# Aim
Set down the full listing exactly, character for character.

# Available records

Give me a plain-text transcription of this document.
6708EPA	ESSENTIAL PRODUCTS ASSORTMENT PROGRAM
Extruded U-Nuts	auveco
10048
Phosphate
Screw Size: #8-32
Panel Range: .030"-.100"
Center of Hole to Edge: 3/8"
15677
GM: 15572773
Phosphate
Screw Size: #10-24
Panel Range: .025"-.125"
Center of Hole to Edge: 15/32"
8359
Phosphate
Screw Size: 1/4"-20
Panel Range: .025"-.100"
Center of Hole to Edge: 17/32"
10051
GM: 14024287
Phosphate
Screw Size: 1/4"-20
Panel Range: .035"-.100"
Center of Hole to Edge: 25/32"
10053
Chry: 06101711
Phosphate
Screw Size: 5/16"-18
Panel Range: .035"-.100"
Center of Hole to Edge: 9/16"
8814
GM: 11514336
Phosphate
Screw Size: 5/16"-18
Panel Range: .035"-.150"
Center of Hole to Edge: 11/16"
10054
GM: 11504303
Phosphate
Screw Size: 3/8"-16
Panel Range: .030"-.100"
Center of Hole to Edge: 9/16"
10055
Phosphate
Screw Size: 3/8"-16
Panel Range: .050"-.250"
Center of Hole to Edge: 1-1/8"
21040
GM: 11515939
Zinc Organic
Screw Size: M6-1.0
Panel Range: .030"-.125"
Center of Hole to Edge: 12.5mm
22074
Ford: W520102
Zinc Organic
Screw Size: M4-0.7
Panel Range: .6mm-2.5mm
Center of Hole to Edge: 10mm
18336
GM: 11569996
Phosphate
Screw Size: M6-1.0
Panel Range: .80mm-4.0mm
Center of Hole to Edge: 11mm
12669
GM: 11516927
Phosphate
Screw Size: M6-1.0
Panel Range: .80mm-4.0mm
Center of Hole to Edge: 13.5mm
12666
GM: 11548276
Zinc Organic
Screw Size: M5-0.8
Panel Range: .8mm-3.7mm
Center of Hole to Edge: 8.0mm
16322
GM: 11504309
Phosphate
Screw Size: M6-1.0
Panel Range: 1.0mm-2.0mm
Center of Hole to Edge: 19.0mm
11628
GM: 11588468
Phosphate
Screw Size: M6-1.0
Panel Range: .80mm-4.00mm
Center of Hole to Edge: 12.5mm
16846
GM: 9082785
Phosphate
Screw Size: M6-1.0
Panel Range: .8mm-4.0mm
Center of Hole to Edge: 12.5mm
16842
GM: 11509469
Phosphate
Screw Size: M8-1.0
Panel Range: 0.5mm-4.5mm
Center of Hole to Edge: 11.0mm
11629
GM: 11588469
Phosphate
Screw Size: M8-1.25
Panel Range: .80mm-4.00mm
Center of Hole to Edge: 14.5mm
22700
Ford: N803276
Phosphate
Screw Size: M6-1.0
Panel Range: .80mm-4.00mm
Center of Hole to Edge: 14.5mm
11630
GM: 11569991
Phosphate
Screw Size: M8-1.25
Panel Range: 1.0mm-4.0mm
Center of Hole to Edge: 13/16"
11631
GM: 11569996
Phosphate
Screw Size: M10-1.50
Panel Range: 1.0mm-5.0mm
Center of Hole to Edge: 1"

# Response
Give me a plain-text transcription of this document.
6708EPA	ESSENTIAL PRODUCTS ASSORTMENT PROGRAM
Extruded U-Nuts	auveco
10048
Phosphate
Screw Size: #8-32
Panel Range: .030"-.100"
Center of Hole to Edge: 3/8"
15677
GM: 15572773
Phosphate
Screw Size: #10-24
Panel Range: .025"-.125"
Center of Hole to Edge: 15/32"
8359
Phosphate
Screw Size: 1/4"-20
Panel Range: .025"-.100"
Center of Hole to Edge: 17/32"
10051
GM: 14024287
Phosphate
Screw Size: 1/4"-20
Panel Range: .035"-.100"
Center of Hole to Edge: 25/32"
10053
Chry: 06101711
Phosphate
Screw Size: 5/16"-18
Panel Range: .035"-.100"
Center of Hole to Edge: 9/16"
8814
GM: 11514336
Phosphate
Screw Size: 5/16"-18
Panel Range: .035"-.150"
Center of Hole to Edge: 11/16"
10054
GM: 11504303
Phosphate
Screw Size: 3/8"-16
Panel Range: .030"-.100"
Center of Hole to Edge: 9/16"
10055
Phosphate
Screw Size: 3/8"-16
Panel Range: .050"-.250"
Center of Hole to Edge: 1-1/8"
21040
GM: 11515939
Zinc Organic
Screw Size: M6-1.0
Panel Range: .030"-.125"
Center of Hole to Edge: 12.5mm
22074
Ford: W520102
Zinc Organic
Screw Size: M4-0.7
Panel Range: .6mm-2.5mm
Center of Hole to Edge: 10mm
18336
GM: 11569996
Phosphate
Screw Size: M6-1.0
Panel Range: .80mm-4.0mm
Center of Hole to Edge: 11mm
12669
GM: 11516927
Phosphate
Screw Size: M6-1.0
Panel Range: .80mm-4.0mm
Center of Hole to Edge: 13.5mm
12666
GM: 11548276
Zinc Organic
Screw Size: M5-0.8
Panel Range: .8mm-3.7mm
Center of Hole to Edge: 8.0mm
16322
GM: 11504309
Phosphate
Screw Size: M6-1.0
Panel Range: 1.0mm-2.0mm
Center of Hole to Edge: 19.0mm
11628
GM: 11588468
Phosphate
Screw Size: M6-1.0
Panel Range: .80mm-4.00mm
Center of Hole to Edge: 12.5mm
16846
GM: 9082785
Phosphate
Screw Size: M6-1.0
Panel Range: .8mm-4.0mm
Center of Hole to Edge: 12.5mm
16842
GM: 11509469
Phosphate
Screw Size: M8-1.0
Panel Range: 0.5mm-4.5mm
Center of Hole to Edge: 11.0mm
11629
GM: 11588469
Phosphate
Screw Size: M8-1.25
Panel Range: .80mm-4.00mm
Center of Hole to Edge: 14.5mm
22700
Ford: N803276
Phosphate
Screw Size: M6-1.0
Panel Range: .80mm-4.00mm
Center of Hole to Edge: 14.5mm
11630
GM: 11569991
Phosphate
Screw Size: M8-1.25
Panel Range: 1.0mm-4.0mm
Center of Hole to Edge: 13/16"
11631
GM: 11569996
Phosphate
Screw Size: M10-1.50
Panel Range: 1.0mm-5.0mm
Center of Hole to Edge: 1"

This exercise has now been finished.